═════ DATASET ENTRIES

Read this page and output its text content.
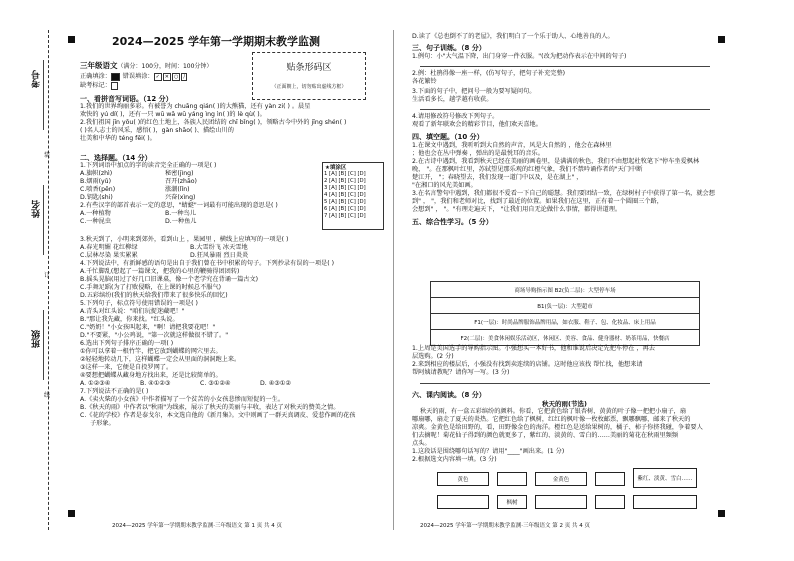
考号
姓名
班级
装
订
线
2024—2025 学年第一学期期末教学监测
三年级语文（满分：100分，时间：100分钟）
正确填涂： ■ 错误填涂： ✓ ✕ ○ /
缺考标记：
贴条形码区
（正面朝上，切勿贴出虚线方框）
一、看拼音写词语。（12 分）
1.我们的世界绚丽多彩。有被誉为 chuāng qián( )的大熊猫，还有 yàn zi( ) 。晨星
欢快的 yú dí( )，还有一只 wū wā wū yáng ìng ìn( )的 lè qù( )。
2.我们祖国 jīn yōu( )的红色土地上，各族人民团结的 chī bǐng( )，领略古今中外的 jīng shén( )
( )名人志士的风采，感悟( )，gàn shāo( )、描绘山川的
壮美和中华的 téng fēi( )。
二、选择题。（14 分）
★填涂区
1 [A] [B] [C] [D]
2 [A] [B] [C] [D]
3 [A] [B] [C] [D]
4 [A] [B] [C] [D]
5 [A] [B] [C] [D]
6 [A] [B] [C] [D]
7 [A] [B] [C] [D]
1.下列词语中加点的字的读音完全正确的一项是( )
A.旗帜(zhì)	秘密(jìng)
B.烟雨(yǔ)	召开(zhāo)
C.喷香(pēn)	涨潮(lǐn)
D.钥匙(shi)	兴奋(xìng)
2.有些汉字的部首表示一定的意思，"蜻蜓"一词最有可能出现的意思是( )
A.一种植物	B.一种鸟儿
C.一种昆虫	D.一种鱼儿
3.秋天到了，小明来到郊外，看到山上 ，果园里 ，横线上应填写的一项是( )
A.春光明媚 花红柳绿	B.大雪纷飞 冰天雪地
C.层林尽染 果实累累	D.狂风暴雨 烈日炎炎
4.下列说法中，有新鲜感的语句是出自于我们曾在书中积累的句子。下列抄录有误的一项是( )
A.千忙脚乱(想起了一篇课文，把我的心里的鞭骑得团团转)
B.摇头晃脑(用过了好几口旧课桌，像一个老学究在背诵一篇古文)
C.手舞足蹈(为了打败侵略，在上课的时候总不服气)
D.五彩缤纷(我们的秋天给我们带来了很多快乐的回忆)
5.下列句子，标点符号使用错误的一项是( )
A.青头对红头说："咱们玩捉迷藏吧！"
B."那让我先藏，你来找。"红头说。
C."奶奶！"小女孩叫起来，"啊！请把我要花吧！"
D."不要紧，"小公鸡说，"第一次就这样做很不错了。"
6.选出下列句子排序正确的一项( )
①你可以拿着一根竹竿，把它放到蝴蝶的网穴里去。
②轻轻地转动几下，这样蝴蝶一定会从里面的洞洞跑上来。
③这样一来，它便是自投罗网了。
④要想把蝴蝶从藏身地方找出来，还是比较简单的。
A. ①②③④	B. ④①②③	C. ③①②④	D. ④③①②
7.下列说法不正确的是( )
A.《卖火柴的小女孩》中作者描写了一个贫苦的小女孩悲惨而短促的一生。
B.《秋天的雨》中作者以"秋雨"为线索，展示了秋天的美丽与丰收，表达了对秋天的赞美之情。
C.《花的学校》作者是泰戈尔，本文选自他的《新月集》。文中则画了一群天真调皮、爱惹作画的花孩
子形象。
2024—2025 学年第一学期期末教学监测·三年级语文 第 1 页 共 4 页
D.读了《总也倒不了的老屋》，我们明白了一个乐于助人、心地善良的人。
三、句子训练。（8 分）
1.例句：小"大气温下降，出门身穿一件衣服。"(改为把动作表示在中间的句子)
2.例：杜鹃得像一座一样，(仿写句子，把句子补充完整)
各花繁铃
3.下面的句子中，把问号一般为要写疑问句。
生活看多长，越学越有收获。
4.请用修改符号修改下列句子。
观看了新年联欢会的精彩节目，他们欢天喜地。
四、填空题。（10 分）
1.在课文中遇到，我听听到大自然的声音，风是大自然的 ，他会在森林里
；他也会在丛中弹奏 ，弹出的是最悦耳的音乐。
2.在古诗中遇到，我看到秋天已经在美丽的画卷里，是满满的秋色，我们不由想起杜牧笔下"停车坐爱枫林
晚， "。在那枫叶红里，苏轼望见那乐观的红橙气象，我们不禁吟诵作者的"天门中断
楚江开， "；春晓望去，我们发现一道门中以及，是在湖上" ，
"在湘口的风光美如画。
3.在名言警句中遇到，我们都很不爱看一下自己的聪慧。我们要团结一致，在绿树村子中获得了第一名，就会想
到" ， "，我们和老师对比，找到了最近的位置。如果我们在这里，正有着一个圆圈三个路，
会想到" ， "。"有理走遍天下， "让我们用自无论做什么事情，都得讲道理。
五、综合性学习。（5 分）
商场导购指示图 B2(负二层)：大型停车场
B1(负一层)：大型超市
F1(一层)：时尚品牌服饰品牌用品，如衣服、鞋子、包、化妆品、床上用品
F2(二层)：美食休闲娱乐活动区，休闲区、美容、食品、健身器材、奶茶用品，快餐店
1.上周是美国选手的导购指示图。小强想买一本好书，他和谁说后决定先把车停在 ，再去
层选购。(2 分)
2.来到相应的楼层后，小强没有找到卖连续的店铺。这时他应该找 帮忙找，他想来请
帮阿姨请教呢？请你写一写。(3 分)
六、课内阅读。（8 分）
秋天的雨(节选)
秋天的雨，有一盒五彩缤纷的颜料。你看，它把黄色给了银杏树，黄黄的叶子像一把把小扇子，扇
哪扇哪，扇走了夏天的炎热。它把红色给了枫树，红红的枫叶像一枚枚邮票，飘哪飘哪，邮来了秋天的
凉爽。金黄色是给田野的，看，田野像金色的海洋。橙红色是送给果树的，橘子、柿子你挤我碰，争着要人
们去摘呢！菊花仙子得到的颜色就更多了，紫红的、淡黄的、雪白的……美丽的菊花在秋雨里频频
点头。
1.这段话是围绕哪句话写的？请用"____"画出来。(1 分)
2.根据选文内容填一填。(3 分)
黄色	金黄色	紫红、淡黄、雪白……
枫树
2024—2025 学年第一学期期末教学监测·三年级语文 第 2 页 共 4 页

══════════

#### DIRECTIONS FOR THIS TASK
Look through the entries above. Extract each line with the word "学年第一学期期末教学监测".

#### ANSWER FOR THIS EXERCISE
2024—2025 学年第一学期期末教学监测
2024—2025 学年第一学期期末教学监测·三年级语文 第 1 页 共 4 页
2024—2025 学年第一学期期末教学监测·三年级语文 第 2 页 共 4 页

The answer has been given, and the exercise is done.